Dataset entries on figures
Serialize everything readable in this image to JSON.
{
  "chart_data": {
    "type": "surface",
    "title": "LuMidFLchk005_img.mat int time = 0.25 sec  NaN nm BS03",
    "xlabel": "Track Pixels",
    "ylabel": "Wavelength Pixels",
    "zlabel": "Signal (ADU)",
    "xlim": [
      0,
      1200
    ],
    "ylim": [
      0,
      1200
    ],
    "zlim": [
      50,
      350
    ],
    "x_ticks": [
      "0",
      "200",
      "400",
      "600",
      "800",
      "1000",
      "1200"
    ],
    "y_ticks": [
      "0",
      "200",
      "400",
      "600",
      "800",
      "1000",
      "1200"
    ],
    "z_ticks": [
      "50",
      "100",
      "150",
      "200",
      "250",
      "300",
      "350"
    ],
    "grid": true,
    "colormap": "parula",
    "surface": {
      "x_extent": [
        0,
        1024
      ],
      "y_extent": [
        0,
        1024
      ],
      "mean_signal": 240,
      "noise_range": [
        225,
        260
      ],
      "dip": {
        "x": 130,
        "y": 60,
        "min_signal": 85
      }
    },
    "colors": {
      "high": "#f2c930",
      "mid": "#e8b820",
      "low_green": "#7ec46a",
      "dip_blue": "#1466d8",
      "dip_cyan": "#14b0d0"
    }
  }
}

Your task:
Print the listing above in its entirety, with every line exact.

Reply to the exercise:
Serialize everything readable in this image to JSON.
{
  "chart_data": {
    "type": "surface",
    "title": "LuMidFLchk005_img.mat int time = 0.25 sec  NaN nm BS03",
    "xlabel": "Track Pixels",
    "ylabel": "Wavelength Pixels",
    "zlabel": "Signal (ADU)",
    "xlim": [
      0,
      1200
    ],
    "ylim": [
      0,
      1200
    ],
    "zlim": [
      50,
      350
    ],
    "x_ticks": [
      "0",
      "200",
      "400",
      "600",
      "800",
      "1000",
      "1200"
    ],
    "y_ticks": [
      "0",
      "200",
      "400",
      "600",
      "800",
      "1000",
      "1200"
    ],
    "z_ticks": [
      "50",
      "100",
      "150",
      "200",
      "250",
      "300",
      "350"
    ],
    "grid": true,
    "colormap": "parula",
    "surface": {
      "x_extent": [
        0,
        1024
      ],
      "y_extent": [
        0,
        1024
      ],
      "mean_signal": 240,
      "noise_range": [
        225,
        260
      ],
      "dip": {
        "x": 130,
        "y": 60,
        "min_signal": 85
      }
    },
    "colors": {
      "high": "#f2c930",
      "mid": "#e8b820",
      "low_green": "#7ec46a",
      "dip_blue": "#1466d8",
      "dip_cyan": "#14b0d0"
    }
  }
}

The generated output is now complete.